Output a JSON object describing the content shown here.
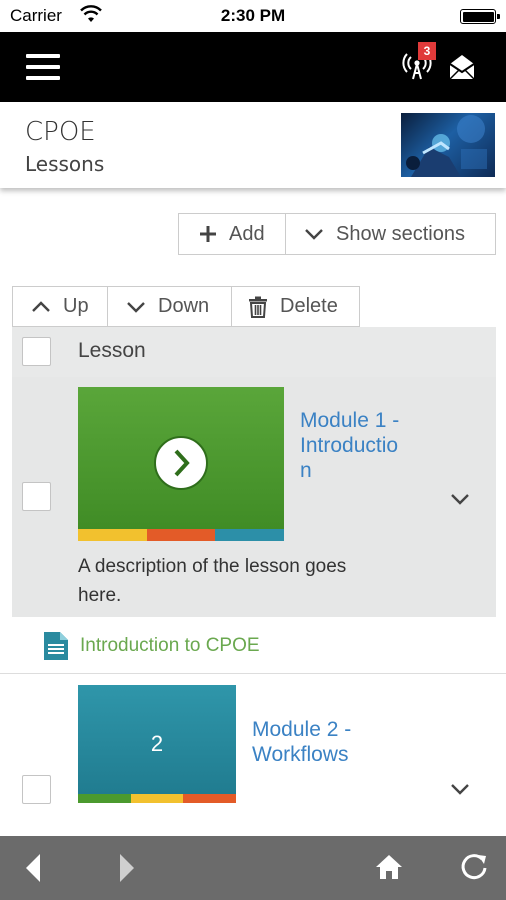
{
  "status_bar": {
    "carrier": "Carrier",
    "time": "2:30 PM"
  },
  "top_nav": {
    "notification_count": "3",
    "icons": [
      "menu-icon",
      "signal-icon",
      "mail-icon"
    ]
  },
  "header": {
    "title": "CPOE",
    "subtitle": "Lessons"
  },
  "toolbar": {
    "add_label": "Add",
    "show_sections_label": "Show sections",
    "up_label": "Up",
    "down_label": "Down",
    "delete_label": "Delete"
  },
  "list": {
    "column_header": "Lesson",
    "lessons": [
      {
        "title": "Module 1 - Introduction",
        "title_lines": [
          "Module 1 -",
          "Introductio",
          "n"
        ],
        "description": "A description of the lesson goes here.",
        "description_lines": [
          "A description of the lesson goes",
          "here."
        ],
        "image_color": "#4b9a2e",
        "stripe_colors": [
          "#f2c12e",
          "#e35b28",
          "#2c8fa8"
        ],
        "subitems": [
          "Introduction to CPOE"
        ]
      },
      {
        "title": "Module 2 - Workflows",
        "title_lines": [
          "Module 2 -",
          "Workflows"
        ],
        "number": "2",
        "image_color": "#2a8a9f",
        "stripe_colors": [
          "#4b9a2e",
          "#f2c12e",
          "#e35b28"
        ]
      }
    ]
  },
  "bottom_bar": {
    "icons": [
      "back-icon",
      "forward-icon",
      "home-icon",
      "refresh-icon"
    ]
  },
  "colors": {
    "link": "#3b82c4",
    "subitem": "#6aa84f",
    "badge": "#e03a3a",
    "nav_bg": "#000000",
    "toolbar_bg": "#6b6b6b"
  }
}
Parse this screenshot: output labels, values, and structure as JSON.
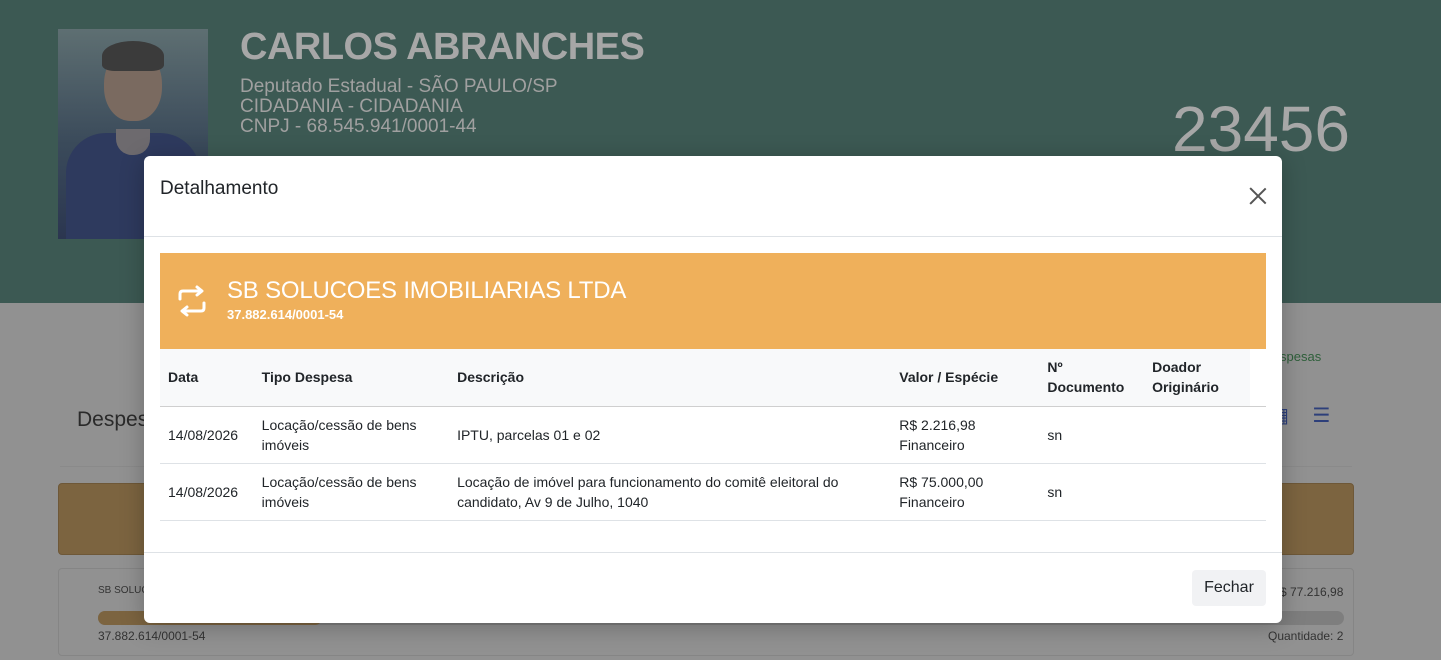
{
  "candidate": {
    "name": "CARLOS ABRANCHES",
    "role": "Deputado Estadual - SÃO PAULO/SP",
    "party": "CIDADANIA - CIDADANIA",
    "cnpj": "CNPJ - 68.545.941/0001-44",
    "number": "23456"
  },
  "background": {
    "link_fragment": "spesas",
    "section_title_fragment": "Despes",
    "card": {
      "name_fragment": "SB SOLUC",
      "cnpj": "37.882.614/0001-54",
      "total_fragment": "$ 77.216,98",
      "quantity": "Quantidade: 2",
      "progress_fraction": 0.18
    }
  },
  "modal": {
    "title": "Detalhamento",
    "vendor": {
      "name": "SB SOLUCOES IMOBILIARIAS LTDA",
      "cnpj": "37.882.614/0001-54",
      "icon": "repeat-icon"
    },
    "table": {
      "headers": {
        "data": "Data",
        "tipo": "Tipo Despesa",
        "descricao": "Descrição",
        "valor": "Valor / Espécie",
        "documento_line1": "Nº",
        "documento_line2": "Documento",
        "doador_line1": "Doador",
        "doador_line2": "Originário"
      },
      "rows": [
        {
          "data": "14/08/2026",
          "tipo_line1": "Locação/cessão de bens",
          "tipo_line2": "imóveis",
          "descricao_line1": "IPTU, parcelas 01 e 02",
          "descricao_line2": "",
          "valor": "R$ 2.216,98",
          "especie": "Financeiro",
          "documento": "sn",
          "doador": ""
        },
        {
          "data": "14/08/2026",
          "tipo_line1": "Locação/cessão de bens",
          "tipo_line2": "imóveis",
          "descricao_line1": "Locação de imóvel para funcionamento do comitê eleitoral do",
          "descricao_line2": "candidato, Av 9 de Julho, 1040",
          "valor": "R$ 75.000,00",
          "especie": "Financeiro",
          "documento": "sn",
          "doador": ""
        }
      ]
    },
    "close_button": "Fechar"
  },
  "colors": {
    "header_bg": "#3c5953",
    "banner_orange": "#efb05b",
    "overlay_gray": "#919191"
  }
}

> **Set problem**: Omitting all images, retype each line of the records precisely.

> **Worked answer**:
Output a JSON object describing the content shown here.
{
  "status_bar": {
    "carrier": "Carrier",
    "time": "2:30 PM"
  },
  "top_nav": {
    "notification_count": "3",
    "icons": [
      "menu-icon",
      "signal-icon",
      "mail-icon"
    ]
  },
  "header": {
    "title": "CPOE",
    "subtitle": "Lessons"
  },
  "toolbar": {
    "add_label": "Add",
    "show_sections_label": "Show sections",
    "up_label": "Up",
    "down_label": "Down",
    "delete_label": "Delete"
  },
  "list": {
    "column_header": "Lesson",
    "lessons": [
      {
        "title": "Module 1 - Introduction",
        "title_lines": [
          "Module 1 -",
          "Introductio",
          "n"
        ],
        "description": "A description of the lesson goes here.",
        "description_lines": [
          "A description of the lesson goes",
          "here."
        ],
        "image_color": "#4b9a2e",
        "stripe_colors": [
          "#f2c12e",
          "#e35b28",
          "#2c8fa8"
        ],
        "subitems": [
          "Introduction to CPOE"
        ]
      },
      {
        "title": "Module 2 - Workflows",
        "title_lines": [
          "Module 2 -",
          "Workflows"
        ],
        "number": "2",
        "image_color": "#2a8a9f",
        "stripe_colors": [
          "#4b9a2e",
          "#f2c12e",
          "#e35b28"
        ]
      }
    ]
  },
  "bottom_bar": {
    "icons": [
      "back-icon",
      "forward-icon",
      "home-icon",
      "refresh-icon"
    ]
  },
  "colors": {
    "link": "#3b82c4",
    "subitem": "#6aa84f",
    "badge": "#e03a3a",
    "nav_bg": "#000000",
    "toolbar_bg": "#6b6b6b"
  }
}
Parse this screenshot: output labels, values, and structure as JSON.
{
  "candidate": {
    "name": "CARLOS ABRANCHES",
    "role": "Deputado Estadual - SÃO PAULO/SP",
    "party": "CIDADANIA - CIDADANIA",
    "cnpj": "CNPJ - 68.545.941/0001-44",
    "number": "23456"
  },
  "background": {
    "link_fragment": "spesas",
    "section_title_fragment": "Despes",
    "card": {
      "name_fragment": "SB SOLUC",
      "cnpj": "37.882.614/0001-54",
      "total_fragment": "$ 77.216,98",
      "quantity": "Quantidade: 2",
      "progress_fraction": 0.18
    }
  },
  "modal": {
    "title": "Detalhamento",
    "vendor": {
      "name": "SB SOLUCOES IMOBILIARIAS LTDA",
      "cnpj": "37.882.614/0001-54",
      "icon": "repeat-icon"
    },
    "table": {
      "headers": {
        "data": "Data",
        "tipo": "Tipo Despesa",
        "descricao": "Descrição",
        "valor": "Valor / Espécie",
        "documento_line1": "Nº",
        "documento_line2": "Documento",
        "doador_line1": "Doador",
        "doador_line2": "Originário"
      },
      "rows": [
        {
          "data": "14/08/2026",
          "tipo_line1": "Locação/cessão de bens",
          "tipo_line2": "imóveis",
          "descricao_line1": "IPTU, parcelas 01 e 02",
          "descricao_line2": "",
          "valor": "R$ 2.216,98",
          "especie": "Financeiro",
          "documento": "sn",
          "doador": ""
        },
        {
          "data": "14/08/2026",
          "tipo_line1": "Locação/cessão de bens",
          "tipo_line2": "imóveis",
          "descricao_line1": "Locação de imóvel para funcionamento do comitê eleitoral do",
          "descricao_line2": "candidato, Av 9 de Julho, 1040",
          "valor": "R$ 75.000,00",
          "especie": "Financeiro",
          "documento": "sn",
          "doador": ""
        }
      ]
    },
    "close_button": "Fechar"
  },
  "colors": {
    "header_bg": "#3c5953",
    "banner_orange": "#efb05b",
    "overlay_gray": "#919191"
  }
}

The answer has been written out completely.